====== Provided records
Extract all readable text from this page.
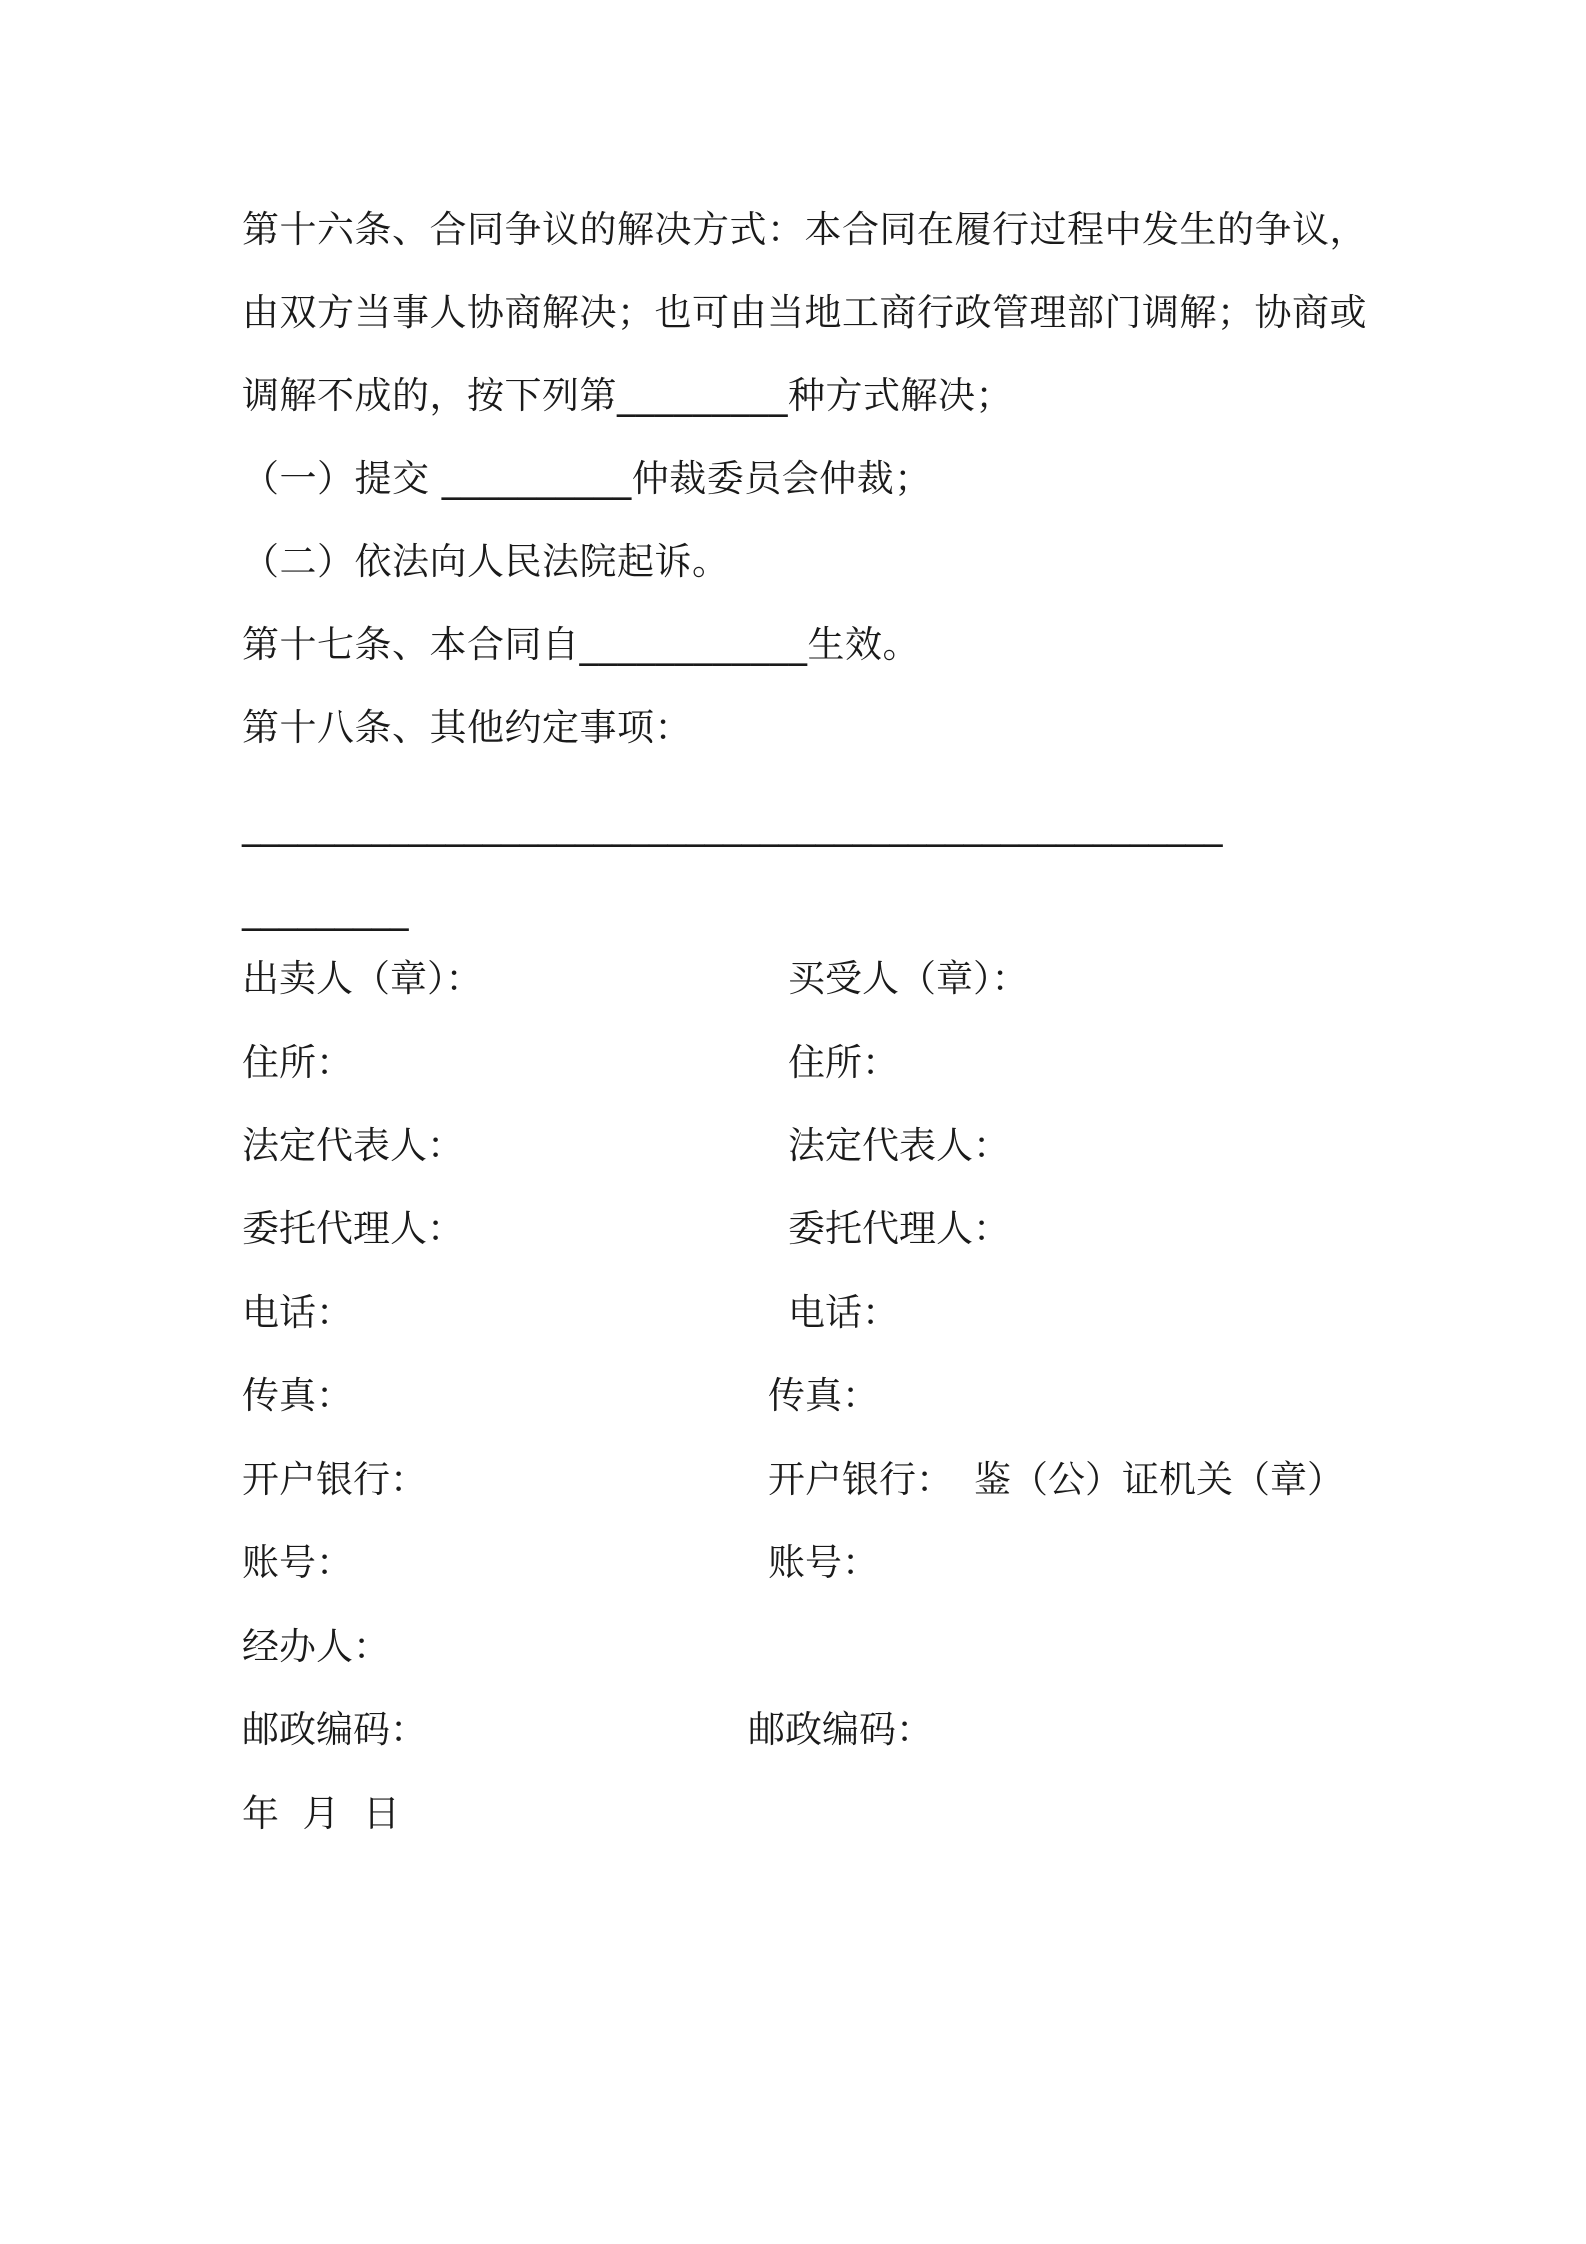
第十六条、合同争议的解决方式：本合同在履行过程中发生的争议，
由双方当事人协商解决；也可由当地工商行政管理部门调解；协商或
调解不成的，按下列第_________种方式解决；
（一）提交 __________仲裁委员会仲裁；
（二）依法向人民法院起诉。
第十七条、本合同自____________生效。
第十八条、其他约定事项：
_____________________________________________________
_________
出卖人（章）：	买受人（章）：
住所：	住所：
法定代表人：	法定代表人：
委托代理人：	委托代理人：
电话：	电话：
传真：	传真：
开户银行：	开户银行： 鉴（公）证机关（章）
账号：	账号：
经办人：
邮政编码：	邮政编码：
年  月  日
============
== Problem to work on ==
Copy every record above exactly as written, but leave out the pictures.

== Answer for the task ==
Extract all readable text from this page.
第十六条、合同争议的解决方式：本合同在履行过程中发生的争议，
由双方当事人协商解决；也可由当地工商行政管理部门调解；协商或
调解不成的，按下列第_________种方式解决；
（一）提交 __________仲裁委员会仲裁；
（二）依法向人民法院起诉。
第十七条、本合同自____________生效。
第十八条、其他约定事项：
_____________________________________________________
_________
出卖人（章）：	买受人（章）：
住所：	住所：
法定代表人：	法定代表人：
委托代理人：	委托代理人：
电话：	电话：
传真：	传真：
开户银行：	开户银行： 鉴（公）证机关（章）
账号：	账号：
经办人：
邮政编码：	邮政编码：
年  月  日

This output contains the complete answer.